(Collected data)
┄┄┄┄┄┄┄┄┄┄┄┄┄┄┄┄┄┄┄┄

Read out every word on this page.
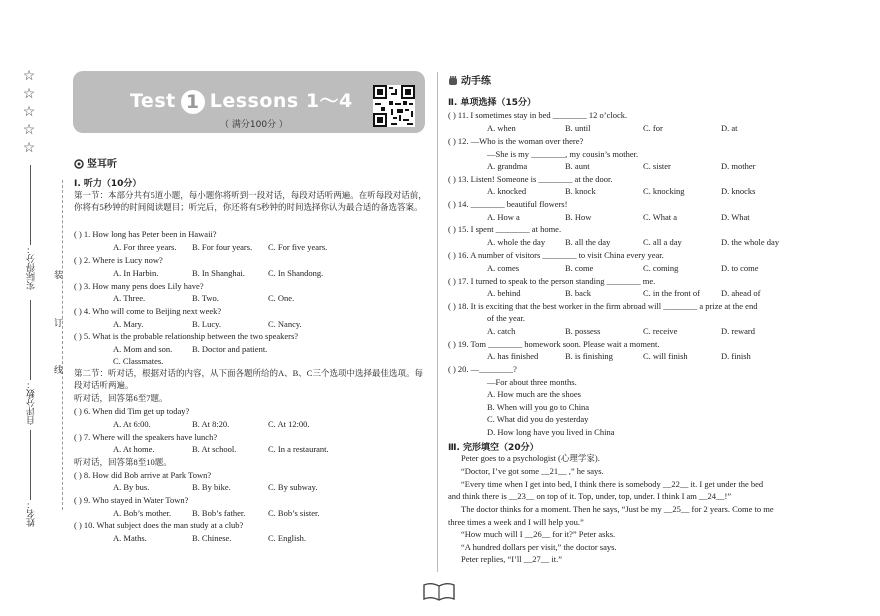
☆
☆
☆
☆
☆
实际得分：
自评分数：
姓名：
装
订
线
Test 1 Lessons 1～4
（ 满分100分 ）
竖耳听
Ⅰ. 听力（10分）
第一节：本部分共有5道小题，每小题你将听到一段对话，每段对话听两遍。在听每段对话前，你将有5秒钟的时间阅读题目；听完后，你还将有5秒钟的时间选择你认为最合适的备选答案。
( ) 1. How long has Peter been in Hawaii?
A. For three years. B. For four years. C. For five years.
( ) 2. Where is Lucy now?
A. In Harbin.	B. In Shanghai.	C. In Shandong.
( ) 3. How many pens does Lily have?
A. Three.	B. Two.	C. One.
( ) 4. Who will come to Beijing next week?
A. Mary.	B. Lucy.	C. Nancy.
( ) 5. What is the probable relationship between the two speakers?
A. Mom and son. B. Doctor and patient.
C. Classmates.
第二节：听对话，根据对话的内容，从下面各题所给的A、B、C三个选项中选择最佳选项。每段对话听两遍。
听对话，回答第6至7题。
( ) 6. When did Tim get up today?
A. At 6:00.	B. At 8:20.	C. At 12:00.
( ) 7. Where will the speakers have lunch?
A. At home.	B. At school.	C. In a restaurant.
听对话，回答第8至10题。
( ) 8. How did Bob arrive at Park Town?
A. By bus.	B. By bike.	C. By subway.
( ) 9. Who stayed in Water Town?
A. Bob’s mother. B. Bob’s father.	C. Bob’s sister.
( ) 10. What subject does the man study at a club?
A. Maths.	B. Chinese.	C. English.
动手练
Ⅱ. 单项选择（15分）
( ) 11. I sometimes stay in bed ________ 12 o’clock.
A. when	B. until	C. for	D. at
( ) 12. —Who is the woman over there?
—She is my ________, my cousin’s mother.
A. grandma	B. aunt	C. sister	D. mother
( ) 13. Listen! Someone is ________ at the door.
A. knocked	B. knock	C. knocking	D. knocks
( ) 14. ________ beautiful flowers!
A. How a	B. How	C. What a	D. What
( ) 15. I spent ________ at home.
A. whole the day B. all the day	C. all a day	D. the whole day
( ) 16. A number of visitors ________ to visit China every year.
A. comes	B. come	C. coming	D. to come
( ) 17. I turned to speak to the person standing ________ me.
A. behind	B. back	C. in the front of D. ahead of
( ) 18. It is exciting that the best worker in the firm abroad will ________ a prize at the end
of the year.
A. catch	B. possess	C. receive	D. reward
( ) 19. Tom ________ homework soon. Please wait a moment.
A. has finished	B. is finishing	C. will finish	D. finish
( ) 20. —________?
—For about three months.
A. How much are the shoes
B. When will you go to China
C. What did you do yesterday
D. How long have you lived in China
Ⅲ. 完形填空（20分）
Peter goes to a psychologist (心理学家).
“Doctor, I’ve got some __21__ ,” he says.
“Every time when I get into bed, I think there is somebody __22__ it. I get under the bed
and think there is __23__ on top of it. Top, under, top, under. I think I am __24__!”
The doctor thinks for a moment. Then he says, “Just be my __25__ for 2 years. Come to me
three times a week and I will help you.”
“How much will I __26__ for it?” Peter asks.
“A hundred dollars per visit,” the doctor says.
Peter replies, “I’ll __27__ it.”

┄┄┄┄┄┄┄┄┄┄┄┄┄┄┄┄┄┄┄┄

*Stated task*
Which lines in the listing above hold the word "does"? Show each of them.

*Solution to the problem*
( ) 3. How many pens does Lily have?
( ) 10. What subject does the man study at a club?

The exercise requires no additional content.